→ **Written task**: Pull out from the material below all lines with "أشياء".
:: Recorded information ::
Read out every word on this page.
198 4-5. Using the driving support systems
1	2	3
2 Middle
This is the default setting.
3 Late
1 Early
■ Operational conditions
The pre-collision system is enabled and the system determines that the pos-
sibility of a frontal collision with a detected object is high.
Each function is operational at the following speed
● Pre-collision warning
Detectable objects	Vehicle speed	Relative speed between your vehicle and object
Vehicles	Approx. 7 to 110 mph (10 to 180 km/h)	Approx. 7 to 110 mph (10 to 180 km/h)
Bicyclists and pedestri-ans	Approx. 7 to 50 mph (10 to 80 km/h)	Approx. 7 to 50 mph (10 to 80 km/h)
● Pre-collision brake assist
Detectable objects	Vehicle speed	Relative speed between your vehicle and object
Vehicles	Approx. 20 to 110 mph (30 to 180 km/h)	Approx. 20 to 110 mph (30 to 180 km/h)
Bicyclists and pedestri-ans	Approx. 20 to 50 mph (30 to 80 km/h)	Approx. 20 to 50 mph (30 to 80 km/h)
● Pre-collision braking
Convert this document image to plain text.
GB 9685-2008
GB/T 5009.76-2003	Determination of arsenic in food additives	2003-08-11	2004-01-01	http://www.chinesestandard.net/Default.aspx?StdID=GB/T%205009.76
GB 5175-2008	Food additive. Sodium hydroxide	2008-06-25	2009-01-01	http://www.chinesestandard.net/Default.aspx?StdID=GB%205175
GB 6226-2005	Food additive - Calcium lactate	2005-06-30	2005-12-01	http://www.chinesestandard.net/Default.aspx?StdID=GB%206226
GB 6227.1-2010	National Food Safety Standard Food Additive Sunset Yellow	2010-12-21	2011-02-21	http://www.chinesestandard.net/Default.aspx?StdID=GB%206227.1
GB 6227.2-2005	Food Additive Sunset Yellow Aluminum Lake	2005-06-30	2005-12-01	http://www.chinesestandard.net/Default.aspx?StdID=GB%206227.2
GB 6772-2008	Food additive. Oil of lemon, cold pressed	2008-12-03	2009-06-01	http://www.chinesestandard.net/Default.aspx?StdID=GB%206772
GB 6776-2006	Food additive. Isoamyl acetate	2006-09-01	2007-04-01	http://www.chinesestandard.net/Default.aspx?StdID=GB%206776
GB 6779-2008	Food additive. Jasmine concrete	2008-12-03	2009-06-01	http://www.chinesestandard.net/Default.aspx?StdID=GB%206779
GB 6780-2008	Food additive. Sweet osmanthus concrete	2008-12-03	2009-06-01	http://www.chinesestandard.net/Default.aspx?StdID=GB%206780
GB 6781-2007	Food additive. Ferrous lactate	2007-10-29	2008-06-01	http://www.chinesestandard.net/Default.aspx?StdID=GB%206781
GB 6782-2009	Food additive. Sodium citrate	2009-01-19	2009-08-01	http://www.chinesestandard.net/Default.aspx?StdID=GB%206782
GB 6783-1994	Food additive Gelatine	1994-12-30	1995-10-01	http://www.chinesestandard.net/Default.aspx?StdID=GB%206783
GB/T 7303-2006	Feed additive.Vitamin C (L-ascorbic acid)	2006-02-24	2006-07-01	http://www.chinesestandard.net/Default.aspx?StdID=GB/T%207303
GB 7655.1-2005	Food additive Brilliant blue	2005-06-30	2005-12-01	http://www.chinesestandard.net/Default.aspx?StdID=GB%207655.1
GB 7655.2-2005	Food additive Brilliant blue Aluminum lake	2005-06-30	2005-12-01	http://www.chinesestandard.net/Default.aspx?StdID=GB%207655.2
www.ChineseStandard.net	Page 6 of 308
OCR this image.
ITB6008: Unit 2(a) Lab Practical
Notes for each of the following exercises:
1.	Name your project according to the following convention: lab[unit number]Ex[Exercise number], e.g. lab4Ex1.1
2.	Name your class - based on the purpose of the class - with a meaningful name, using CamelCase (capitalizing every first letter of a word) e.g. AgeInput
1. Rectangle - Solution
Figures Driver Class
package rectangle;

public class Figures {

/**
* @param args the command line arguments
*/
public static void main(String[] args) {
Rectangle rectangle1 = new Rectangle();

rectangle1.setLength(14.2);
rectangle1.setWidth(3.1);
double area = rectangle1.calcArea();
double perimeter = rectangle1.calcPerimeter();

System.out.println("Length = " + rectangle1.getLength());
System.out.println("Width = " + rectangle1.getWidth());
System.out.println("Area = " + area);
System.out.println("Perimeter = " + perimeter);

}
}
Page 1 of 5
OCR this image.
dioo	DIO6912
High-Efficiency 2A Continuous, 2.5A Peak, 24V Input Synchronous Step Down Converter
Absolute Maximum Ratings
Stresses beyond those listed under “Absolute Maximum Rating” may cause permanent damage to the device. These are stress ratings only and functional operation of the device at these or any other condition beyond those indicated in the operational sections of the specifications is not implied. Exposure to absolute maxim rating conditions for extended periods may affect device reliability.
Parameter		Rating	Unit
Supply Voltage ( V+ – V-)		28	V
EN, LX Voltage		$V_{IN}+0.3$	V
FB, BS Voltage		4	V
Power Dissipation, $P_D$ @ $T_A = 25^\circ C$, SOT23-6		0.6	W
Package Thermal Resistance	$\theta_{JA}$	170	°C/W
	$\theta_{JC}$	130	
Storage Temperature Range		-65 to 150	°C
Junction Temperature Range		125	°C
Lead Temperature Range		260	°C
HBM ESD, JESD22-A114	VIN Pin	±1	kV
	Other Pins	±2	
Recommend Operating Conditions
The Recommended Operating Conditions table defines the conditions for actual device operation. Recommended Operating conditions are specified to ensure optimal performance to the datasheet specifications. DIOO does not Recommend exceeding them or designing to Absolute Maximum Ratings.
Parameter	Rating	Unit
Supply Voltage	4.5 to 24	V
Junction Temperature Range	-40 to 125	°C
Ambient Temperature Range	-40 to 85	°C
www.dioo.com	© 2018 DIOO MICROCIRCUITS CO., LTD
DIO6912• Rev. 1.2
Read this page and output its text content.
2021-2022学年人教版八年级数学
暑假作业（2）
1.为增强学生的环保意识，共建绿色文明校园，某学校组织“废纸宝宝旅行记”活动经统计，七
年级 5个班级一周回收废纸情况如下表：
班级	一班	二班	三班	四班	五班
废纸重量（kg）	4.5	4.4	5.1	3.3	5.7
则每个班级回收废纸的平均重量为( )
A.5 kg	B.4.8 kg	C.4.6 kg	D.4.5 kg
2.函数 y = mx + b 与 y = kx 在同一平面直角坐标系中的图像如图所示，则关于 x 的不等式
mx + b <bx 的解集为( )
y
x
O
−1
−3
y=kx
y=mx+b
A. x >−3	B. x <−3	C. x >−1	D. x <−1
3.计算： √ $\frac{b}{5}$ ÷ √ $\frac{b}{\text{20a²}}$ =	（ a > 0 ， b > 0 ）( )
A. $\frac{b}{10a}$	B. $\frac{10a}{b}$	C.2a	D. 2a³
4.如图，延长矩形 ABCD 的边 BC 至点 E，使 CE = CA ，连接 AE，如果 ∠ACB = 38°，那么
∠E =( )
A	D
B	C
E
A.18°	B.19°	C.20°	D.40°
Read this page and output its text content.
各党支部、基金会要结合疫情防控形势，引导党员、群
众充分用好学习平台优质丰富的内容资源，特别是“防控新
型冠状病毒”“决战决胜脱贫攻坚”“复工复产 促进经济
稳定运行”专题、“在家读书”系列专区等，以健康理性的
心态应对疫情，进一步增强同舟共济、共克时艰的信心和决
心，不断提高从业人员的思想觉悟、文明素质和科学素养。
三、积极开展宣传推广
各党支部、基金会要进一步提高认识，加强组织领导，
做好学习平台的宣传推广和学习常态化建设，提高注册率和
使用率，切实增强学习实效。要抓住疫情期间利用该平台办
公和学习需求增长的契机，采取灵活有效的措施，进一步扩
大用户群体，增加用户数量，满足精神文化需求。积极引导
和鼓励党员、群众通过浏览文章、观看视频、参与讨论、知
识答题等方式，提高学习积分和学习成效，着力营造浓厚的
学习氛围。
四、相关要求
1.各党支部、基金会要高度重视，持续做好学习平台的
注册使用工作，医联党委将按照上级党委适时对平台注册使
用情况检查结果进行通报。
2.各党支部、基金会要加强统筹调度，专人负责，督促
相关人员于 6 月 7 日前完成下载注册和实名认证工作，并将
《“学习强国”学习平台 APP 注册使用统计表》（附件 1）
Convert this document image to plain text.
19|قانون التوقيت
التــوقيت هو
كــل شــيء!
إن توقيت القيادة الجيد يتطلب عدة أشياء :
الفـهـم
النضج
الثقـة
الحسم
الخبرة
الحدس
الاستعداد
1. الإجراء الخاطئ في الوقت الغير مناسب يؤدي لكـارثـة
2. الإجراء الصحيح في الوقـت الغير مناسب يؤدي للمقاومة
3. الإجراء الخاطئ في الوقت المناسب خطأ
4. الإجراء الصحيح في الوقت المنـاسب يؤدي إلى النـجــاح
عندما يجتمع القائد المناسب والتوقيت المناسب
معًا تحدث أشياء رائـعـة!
:::
→ **Response below**:
إن توقيت القيادة الجيد يتطلب عدة أشياء :
معًا تحدث أشياء رائـعـة!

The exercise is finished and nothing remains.